• Work to do
Without including any images, repeat the data exactly.

Data records
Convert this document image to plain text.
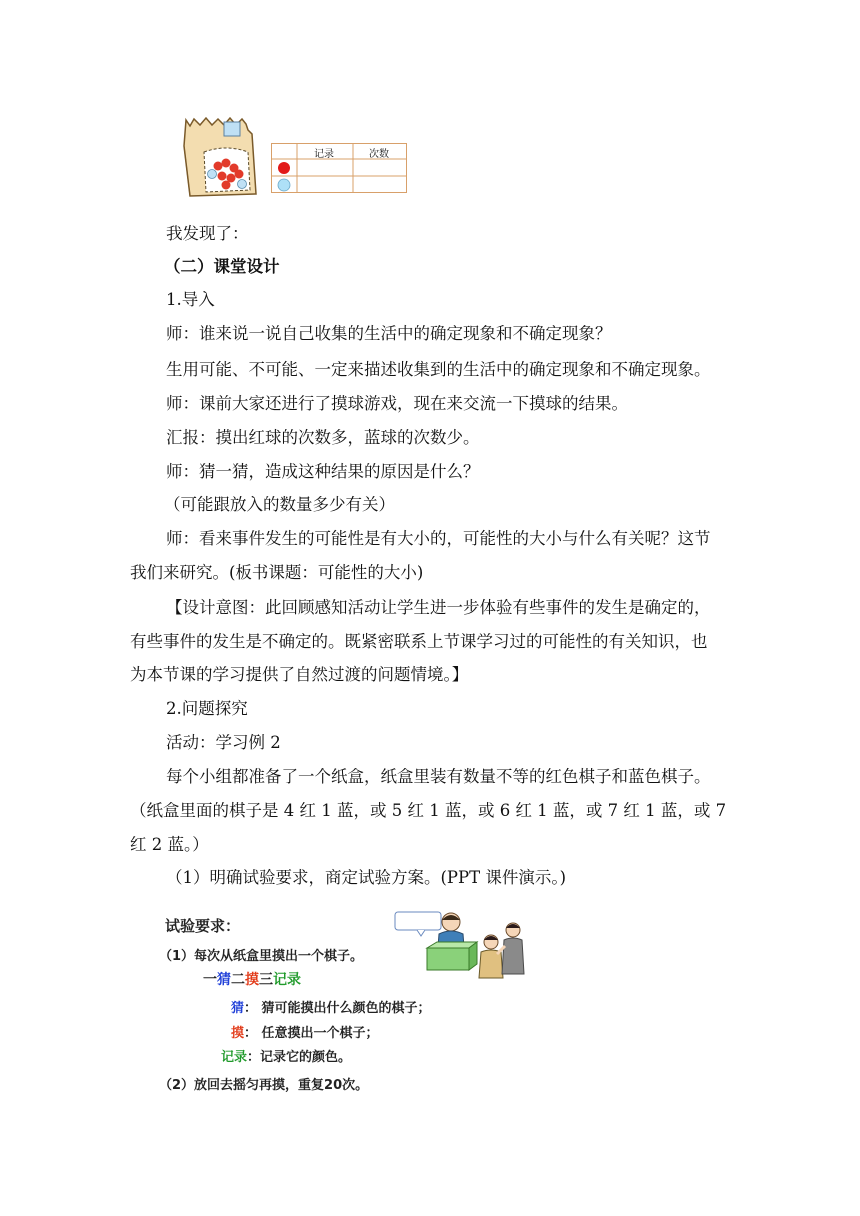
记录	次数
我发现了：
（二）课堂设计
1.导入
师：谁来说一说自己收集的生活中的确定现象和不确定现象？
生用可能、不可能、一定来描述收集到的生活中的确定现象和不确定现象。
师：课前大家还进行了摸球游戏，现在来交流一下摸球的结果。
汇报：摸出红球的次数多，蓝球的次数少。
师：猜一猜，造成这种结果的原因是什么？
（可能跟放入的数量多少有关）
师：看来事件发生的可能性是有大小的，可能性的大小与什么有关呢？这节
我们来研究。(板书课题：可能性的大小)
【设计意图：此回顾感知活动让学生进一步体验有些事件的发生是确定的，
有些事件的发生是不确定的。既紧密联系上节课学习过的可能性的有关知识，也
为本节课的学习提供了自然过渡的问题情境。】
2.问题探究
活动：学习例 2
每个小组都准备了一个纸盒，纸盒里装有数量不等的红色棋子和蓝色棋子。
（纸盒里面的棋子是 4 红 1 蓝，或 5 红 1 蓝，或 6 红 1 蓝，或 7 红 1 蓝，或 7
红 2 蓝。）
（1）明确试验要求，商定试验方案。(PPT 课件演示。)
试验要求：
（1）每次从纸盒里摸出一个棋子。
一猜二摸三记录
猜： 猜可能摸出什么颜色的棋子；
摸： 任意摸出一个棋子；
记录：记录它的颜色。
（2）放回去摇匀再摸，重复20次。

• Result
Convert this document image to plain text.
记录	次数
我发现了：
（二）课堂设计
1.导入
师：谁来说一说自己收集的生活中的确定现象和不确定现象？
生用可能、不可能、一定来描述收集到的生活中的确定现象和不确定现象。
师：课前大家还进行了摸球游戏，现在来交流一下摸球的结果。
汇报：摸出红球的次数多，蓝球的次数少。
师：猜一猜，造成这种结果的原因是什么？
（可能跟放入的数量多少有关）
师：看来事件发生的可能性是有大小的，可能性的大小与什么有关呢？这节
我们来研究。(板书课题：可能性的大小)
【设计意图：此回顾感知活动让学生进一步体验有些事件的发生是确定的，
有些事件的发生是不确定的。既紧密联系上节课学习过的可能性的有关知识，也
为本节课的学习提供了自然过渡的问题情境。】
2.问题探究
活动：学习例 2
每个小组都准备了一个纸盒，纸盒里装有数量不等的红色棋子和蓝色棋子。
（纸盒里面的棋子是 4 红 1 蓝，或 5 红 1 蓝，或 6 红 1 蓝，或 7 红 1 蓝，或 7
红 2 蓝。）
（1）明确试验要求，商定试验方案。(PPT 课件演示。)
试验要求：
（1）每次从纸盒里摸出一个棋子。
一猜二摸三记录
猜： 猜可能摸出什么颜色的棋子；
摸： 任意摸出一个棋子；
记录：记录它的颜色。
（2）放回去摇匀再摸，重复20次。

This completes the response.